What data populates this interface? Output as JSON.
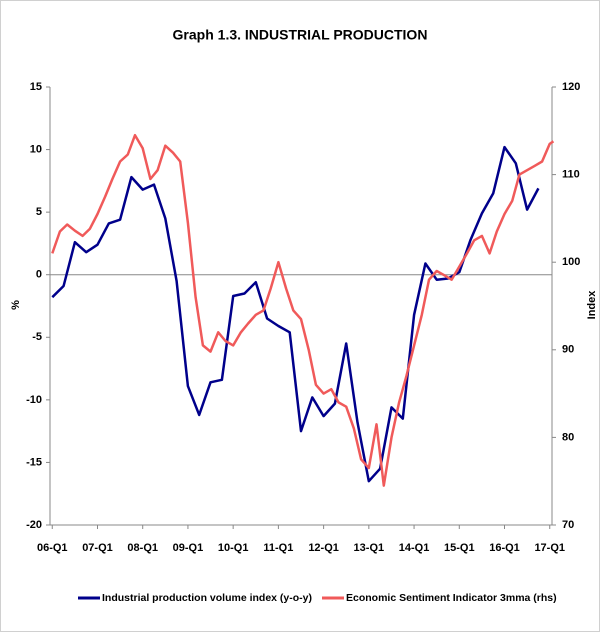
{
  "chart_data": {
    "type": "line",
    "title": "Graph 1.3. INDUSTRIAL PRODUCTION",
    "ylabel": "%",
    "y2label": "Index",
    "xlim": [
      2005.95,
      2017.05
    ],
    "xticks": [
      {
        "value": 2006,
        "label": "06-Q1"
      },
      {
        "value": 2007,
        "label": "07-Q1"
      },
      {
        "value": 2008,
        "label": "08-Q1"
      },
      {
        "value": 2009,
        "label": "09-Q1"
      },
      {
        "value": 2010,
        "label": "10-Q1"
      },
      {
        "value": 2011,
        "label": "11-Q1"
      },
      {
        "value": 2012,
        "label": "12-Q1"
      },
      {
        "value": 2013,
        "label": "13-Q1"
      },
      {
        "value": 2014,
        "label": "14-Q1"
      },
      {
        "value": 2015,
        "label": "15-Q1"
      },
      {
        "value": 2016,
        "label": "16-Q1"
      },
      {
        "value": 2017,
        "label": "17-Q1"
      }
    ],
    "ylim": [
      -20,
      15
    ],
    "yticks": [
      15,
      10,
      5,
      0,
      -5,
      -10,
      -15,
      -20
    ],
    "y2lim": [
      70,
      120
    ],
    "y2ticks": [
      120,
      110,
      100,
      90,
      80,
      70
    ],
    "series": [
      {
        "name": "Industrial production volume index (y-o-y)",
        "color": "#00008b",
        "x": [
          2006,
          2006.25,
          2006.5,
          2006.75,
          2007,
          2007.25,
          2007.5,
          2007.75,
          2008,
          2008.25,
          2008.5,
          2008.75,
          2009,
          2009.25,
          2009.5,
          2009.75,
          2010,
          2010.25,
          2010.5,
          2010.75,
          2011,
          2011.25,
          2011.5,
          2011.75,
          2012,
          2012.25,
          2012.5,
          2012.75,
          2013,
          2013.25,
          2013.5,
          2013.75,
          2014,
          2014.25,
          2014.5,
          2014.75,
          2015,
          2015.25,
          2015.5,
          2015.75,
          2016,
          2016.25,
          2016.5,
          2016.75
        ],
        "values": [
          -1.8,
          -0.9,
          2.6,
          1.8,
          2.4,
          4.1,
          4.4,
          7.8,
          6.8,
          7.2,
          4.5,
          -0.5,
          -8.9,
          -11.2,
          -8.6,
          -8.4,
          -1.7,
          -1.5,
          -0.6,
          -3.5,
          -4.1,
          -4.6,
          -12.5,
          -9.8,
          -11.3,
          -10.3,
          -5.5,
          -11.8,
          -16.5,
          -15.5,
          -10.6,
          -11.5,
          -3.2,
          0.9,
          -0.4,
          -0.3,
          0.2,
          2.8,
          4.9,
          6.5,
          10.2,
          8.9,
          5.2,
          6.9
        ]
      },
      {
        "name": "Economic Sentiment Indicator 3mma (rhs)",
        "color": "#f05a5a",
        "axis": "y2",
        "x": [
          2006,
          2006.17,
          2006.33,
          2006.5,
          2006.67,
          2006.83,
          2007,
          2007.17,
          2007.33,
          2007.5,
          2007.67,
          2007.83,
          2008,
          2008.17,
          2008.33,
          2008.5,
          2008.67,
          2008.83,
          2009,
          2009.17,
          2009.33,
          2009.5,
          2009.67,
          2009.83,
          2010,
          2010.17,
          2010.33,
          2010.5,
          2010.67,
          2010.83,
          2011,
          2011.17,
          2011.33,
          2011.5,
          2011.67,
          2011.83,
          2012,
          2012.17,
          2012.33,
          2012.5,
          2012.67,
          2012.83,
          2013,
          2013.17,
          2013.33,
          2013.5,
          2013.67,
          2013.83,
          2014,
          2014.17,
          2014.33,
          2014.5,
          2014.67,
          2014.83,
          2015,
          2015.17,
          2015.33,
          2015.5,
          2015.67,
          2015.83,
          2016,
          2016.17,
          2016.33,
          2016.5,
          2016.67,
          2016.83,
          2017,
          2017.08
        ],
        "values": [
          101,
          103.5,
          104.3,
          103.6,
          103,
          103.8,
          105.5,
          107.5,
          109.5,
          111.5,
          112.3,
          114.5,
          113,
          109.5,
          110.5,
          113.3,
          112.5,
          111.5,
          104.5,
          96,
          90.5,
          89.8,
          92,
          91,
          90.5,
          92,
          93,
          94,
          94.5,
          97,
          100,
          97,
          94.5,
          93.5,
          90,
          86,
          85,
          85.5,
          84,
          83.5,
          81,
          77.5,
          76.5,
          81.5,
          74.5,
          80,
          84,
          87,
          90.5,
          94,
          98,
          99,
          98.5,
          98,
          99.5,
          101,
          102.5,
          103,
          101,
          103.5,
          105.5,
          107,
          110,
          110.5,
          111,
          111.5,
          113.5,
          113.8
        ]
      }
    ]
  }
}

What you have to do :: Gather all lines with the string "name" from the data.

Task answer ::
        "name": "Industrial production volume index (y-o-y)",
        "name": "Economic Sentiment Indicator 3mma (rhs)",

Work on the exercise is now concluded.